----- Provided material

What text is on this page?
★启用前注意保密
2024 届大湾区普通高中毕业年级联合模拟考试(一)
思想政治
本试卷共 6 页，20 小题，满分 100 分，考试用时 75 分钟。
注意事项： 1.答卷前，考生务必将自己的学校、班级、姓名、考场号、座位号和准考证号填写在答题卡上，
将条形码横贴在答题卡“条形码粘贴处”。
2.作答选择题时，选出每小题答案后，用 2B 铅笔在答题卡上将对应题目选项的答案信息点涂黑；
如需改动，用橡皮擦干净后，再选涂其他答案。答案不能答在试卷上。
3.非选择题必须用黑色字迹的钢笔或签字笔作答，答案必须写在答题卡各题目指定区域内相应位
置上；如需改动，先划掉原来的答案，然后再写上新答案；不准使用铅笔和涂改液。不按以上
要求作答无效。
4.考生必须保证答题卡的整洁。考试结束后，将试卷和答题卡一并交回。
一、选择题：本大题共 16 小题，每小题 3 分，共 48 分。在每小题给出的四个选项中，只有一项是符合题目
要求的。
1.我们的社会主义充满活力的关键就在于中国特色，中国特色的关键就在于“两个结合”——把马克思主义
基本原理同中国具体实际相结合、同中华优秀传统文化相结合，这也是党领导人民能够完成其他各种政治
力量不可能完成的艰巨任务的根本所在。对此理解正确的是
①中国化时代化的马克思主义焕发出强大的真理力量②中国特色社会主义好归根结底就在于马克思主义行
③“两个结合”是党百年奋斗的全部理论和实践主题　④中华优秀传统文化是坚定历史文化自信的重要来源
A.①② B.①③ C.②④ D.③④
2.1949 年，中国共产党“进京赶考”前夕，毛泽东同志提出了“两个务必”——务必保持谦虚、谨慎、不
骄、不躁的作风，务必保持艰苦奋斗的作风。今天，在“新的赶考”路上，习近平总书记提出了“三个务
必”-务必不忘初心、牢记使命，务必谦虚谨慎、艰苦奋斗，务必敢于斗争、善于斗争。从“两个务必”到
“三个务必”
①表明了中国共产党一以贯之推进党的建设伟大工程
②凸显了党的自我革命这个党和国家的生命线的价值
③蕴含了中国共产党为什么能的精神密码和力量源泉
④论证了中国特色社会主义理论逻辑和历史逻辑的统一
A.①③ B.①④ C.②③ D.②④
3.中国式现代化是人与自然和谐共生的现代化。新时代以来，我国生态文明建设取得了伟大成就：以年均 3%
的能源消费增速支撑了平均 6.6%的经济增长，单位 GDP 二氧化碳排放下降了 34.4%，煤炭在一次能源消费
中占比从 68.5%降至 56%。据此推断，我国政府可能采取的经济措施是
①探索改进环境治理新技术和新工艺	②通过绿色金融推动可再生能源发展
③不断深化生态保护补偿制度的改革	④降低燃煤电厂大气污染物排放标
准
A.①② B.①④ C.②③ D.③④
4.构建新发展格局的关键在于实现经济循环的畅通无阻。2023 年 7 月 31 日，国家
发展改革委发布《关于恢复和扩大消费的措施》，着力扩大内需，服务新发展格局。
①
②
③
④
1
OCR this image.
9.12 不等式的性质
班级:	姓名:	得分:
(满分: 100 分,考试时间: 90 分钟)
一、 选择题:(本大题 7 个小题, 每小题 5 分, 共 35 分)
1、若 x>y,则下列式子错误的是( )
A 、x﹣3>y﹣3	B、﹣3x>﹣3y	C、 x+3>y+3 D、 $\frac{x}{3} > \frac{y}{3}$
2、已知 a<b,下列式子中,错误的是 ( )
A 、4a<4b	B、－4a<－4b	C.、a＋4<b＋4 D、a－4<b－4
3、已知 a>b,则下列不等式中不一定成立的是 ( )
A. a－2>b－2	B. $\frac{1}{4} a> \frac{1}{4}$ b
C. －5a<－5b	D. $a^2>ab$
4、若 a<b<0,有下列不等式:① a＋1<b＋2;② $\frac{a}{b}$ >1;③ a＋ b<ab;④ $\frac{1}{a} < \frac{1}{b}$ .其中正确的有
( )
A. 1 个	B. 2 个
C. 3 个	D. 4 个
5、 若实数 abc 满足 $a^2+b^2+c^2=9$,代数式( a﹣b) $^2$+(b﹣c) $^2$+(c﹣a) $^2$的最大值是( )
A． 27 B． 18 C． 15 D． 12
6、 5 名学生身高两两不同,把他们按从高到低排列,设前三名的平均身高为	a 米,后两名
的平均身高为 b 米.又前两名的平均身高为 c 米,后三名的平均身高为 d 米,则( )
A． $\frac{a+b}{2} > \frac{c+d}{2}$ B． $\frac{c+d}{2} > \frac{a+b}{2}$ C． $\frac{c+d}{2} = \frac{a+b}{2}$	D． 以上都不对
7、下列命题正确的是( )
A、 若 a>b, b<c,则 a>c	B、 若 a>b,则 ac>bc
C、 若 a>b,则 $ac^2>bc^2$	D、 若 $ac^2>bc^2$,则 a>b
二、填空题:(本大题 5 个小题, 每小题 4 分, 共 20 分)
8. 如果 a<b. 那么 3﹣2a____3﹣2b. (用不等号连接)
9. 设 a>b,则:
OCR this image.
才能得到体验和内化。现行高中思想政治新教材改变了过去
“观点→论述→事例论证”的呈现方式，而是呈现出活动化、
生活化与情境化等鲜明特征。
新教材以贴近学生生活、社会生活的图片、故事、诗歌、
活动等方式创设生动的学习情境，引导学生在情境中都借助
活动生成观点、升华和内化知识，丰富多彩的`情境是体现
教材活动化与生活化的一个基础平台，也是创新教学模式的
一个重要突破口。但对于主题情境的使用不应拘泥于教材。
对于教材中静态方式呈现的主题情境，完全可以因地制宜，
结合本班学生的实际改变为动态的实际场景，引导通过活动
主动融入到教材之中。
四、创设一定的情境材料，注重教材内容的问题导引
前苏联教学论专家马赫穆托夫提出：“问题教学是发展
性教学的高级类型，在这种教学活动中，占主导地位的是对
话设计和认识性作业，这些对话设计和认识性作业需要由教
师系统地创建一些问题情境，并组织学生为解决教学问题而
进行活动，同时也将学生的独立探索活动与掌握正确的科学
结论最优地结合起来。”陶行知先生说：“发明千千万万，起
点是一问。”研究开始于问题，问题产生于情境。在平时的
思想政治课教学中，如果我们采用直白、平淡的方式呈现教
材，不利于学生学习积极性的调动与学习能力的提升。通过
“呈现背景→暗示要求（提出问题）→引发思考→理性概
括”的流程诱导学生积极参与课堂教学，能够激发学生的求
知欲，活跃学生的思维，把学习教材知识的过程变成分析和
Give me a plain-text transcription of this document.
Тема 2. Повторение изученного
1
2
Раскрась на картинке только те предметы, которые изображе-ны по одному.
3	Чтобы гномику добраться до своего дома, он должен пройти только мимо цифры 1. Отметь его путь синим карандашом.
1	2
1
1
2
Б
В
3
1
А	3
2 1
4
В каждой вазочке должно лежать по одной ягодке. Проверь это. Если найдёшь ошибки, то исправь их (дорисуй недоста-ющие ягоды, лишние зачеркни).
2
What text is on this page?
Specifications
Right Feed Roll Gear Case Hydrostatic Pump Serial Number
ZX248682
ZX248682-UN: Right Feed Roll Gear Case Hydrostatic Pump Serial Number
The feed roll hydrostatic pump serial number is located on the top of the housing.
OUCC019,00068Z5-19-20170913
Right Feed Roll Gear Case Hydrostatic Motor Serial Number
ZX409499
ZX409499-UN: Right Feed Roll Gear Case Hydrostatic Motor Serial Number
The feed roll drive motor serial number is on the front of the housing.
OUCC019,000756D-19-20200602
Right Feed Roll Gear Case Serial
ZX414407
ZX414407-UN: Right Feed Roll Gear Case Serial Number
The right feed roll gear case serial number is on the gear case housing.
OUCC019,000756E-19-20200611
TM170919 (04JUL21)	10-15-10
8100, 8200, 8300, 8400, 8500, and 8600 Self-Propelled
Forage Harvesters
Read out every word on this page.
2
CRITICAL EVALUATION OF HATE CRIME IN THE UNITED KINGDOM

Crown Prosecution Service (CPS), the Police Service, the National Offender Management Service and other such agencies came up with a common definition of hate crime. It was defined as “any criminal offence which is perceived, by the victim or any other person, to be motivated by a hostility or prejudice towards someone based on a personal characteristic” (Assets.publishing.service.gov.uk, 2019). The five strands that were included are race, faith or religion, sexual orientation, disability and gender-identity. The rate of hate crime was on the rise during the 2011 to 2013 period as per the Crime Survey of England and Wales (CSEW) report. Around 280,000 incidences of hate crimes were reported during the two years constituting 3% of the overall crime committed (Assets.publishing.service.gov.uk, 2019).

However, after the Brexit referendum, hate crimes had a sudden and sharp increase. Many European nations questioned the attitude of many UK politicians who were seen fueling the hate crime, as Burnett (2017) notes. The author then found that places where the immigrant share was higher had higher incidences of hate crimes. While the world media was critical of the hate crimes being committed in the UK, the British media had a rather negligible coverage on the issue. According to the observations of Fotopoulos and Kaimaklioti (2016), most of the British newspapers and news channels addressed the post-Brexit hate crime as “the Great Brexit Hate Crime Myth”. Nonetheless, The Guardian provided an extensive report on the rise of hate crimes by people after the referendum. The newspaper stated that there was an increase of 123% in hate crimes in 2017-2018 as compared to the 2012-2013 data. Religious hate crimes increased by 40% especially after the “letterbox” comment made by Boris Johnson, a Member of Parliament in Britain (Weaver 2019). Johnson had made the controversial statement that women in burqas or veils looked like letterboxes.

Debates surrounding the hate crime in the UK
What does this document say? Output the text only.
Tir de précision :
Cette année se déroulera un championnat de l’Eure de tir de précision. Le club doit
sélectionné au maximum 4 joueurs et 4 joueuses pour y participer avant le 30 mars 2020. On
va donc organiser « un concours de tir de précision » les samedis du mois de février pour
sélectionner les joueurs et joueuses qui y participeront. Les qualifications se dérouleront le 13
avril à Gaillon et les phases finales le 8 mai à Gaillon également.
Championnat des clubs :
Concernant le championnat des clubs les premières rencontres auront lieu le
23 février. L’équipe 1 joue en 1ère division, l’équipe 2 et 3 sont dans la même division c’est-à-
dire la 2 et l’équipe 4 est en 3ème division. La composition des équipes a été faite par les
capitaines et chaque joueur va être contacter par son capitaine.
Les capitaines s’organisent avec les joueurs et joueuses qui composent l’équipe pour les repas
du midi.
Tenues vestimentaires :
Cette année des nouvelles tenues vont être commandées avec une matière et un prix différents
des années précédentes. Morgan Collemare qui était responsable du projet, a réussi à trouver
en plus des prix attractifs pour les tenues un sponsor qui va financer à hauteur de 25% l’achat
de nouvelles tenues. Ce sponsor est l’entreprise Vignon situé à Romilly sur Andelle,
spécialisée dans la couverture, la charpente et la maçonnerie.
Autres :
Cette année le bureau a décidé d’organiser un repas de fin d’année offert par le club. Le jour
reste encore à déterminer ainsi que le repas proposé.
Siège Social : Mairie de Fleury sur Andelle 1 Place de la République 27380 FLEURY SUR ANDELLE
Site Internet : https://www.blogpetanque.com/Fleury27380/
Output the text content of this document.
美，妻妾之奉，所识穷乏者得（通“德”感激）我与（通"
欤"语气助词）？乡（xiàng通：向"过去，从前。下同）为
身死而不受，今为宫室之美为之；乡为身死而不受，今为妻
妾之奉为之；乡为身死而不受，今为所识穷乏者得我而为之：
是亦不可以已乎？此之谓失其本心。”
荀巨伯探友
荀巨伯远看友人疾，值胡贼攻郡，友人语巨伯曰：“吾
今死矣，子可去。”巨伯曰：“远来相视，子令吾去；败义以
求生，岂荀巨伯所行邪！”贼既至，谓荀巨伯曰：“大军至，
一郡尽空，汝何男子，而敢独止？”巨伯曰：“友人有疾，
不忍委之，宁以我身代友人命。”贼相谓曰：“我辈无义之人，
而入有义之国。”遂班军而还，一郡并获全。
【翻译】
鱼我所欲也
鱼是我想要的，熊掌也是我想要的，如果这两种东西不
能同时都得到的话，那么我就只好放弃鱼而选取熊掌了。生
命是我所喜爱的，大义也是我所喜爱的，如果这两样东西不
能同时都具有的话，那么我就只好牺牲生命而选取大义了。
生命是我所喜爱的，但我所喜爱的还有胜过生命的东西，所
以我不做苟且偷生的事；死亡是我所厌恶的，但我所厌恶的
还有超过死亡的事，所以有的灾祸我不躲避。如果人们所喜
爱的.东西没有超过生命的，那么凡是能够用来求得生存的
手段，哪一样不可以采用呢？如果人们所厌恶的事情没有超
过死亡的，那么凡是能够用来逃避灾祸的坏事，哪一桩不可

----------

### Work to do
Among the records above, find each line holding the string "乡为身死而不受" and pull it out.

### Complete response
身死而不受，今为宫室之美为之；乡为身死而不受，今为妻
妾之奉为之；乡为身死而不受，今为所识穷乏者得我而为之：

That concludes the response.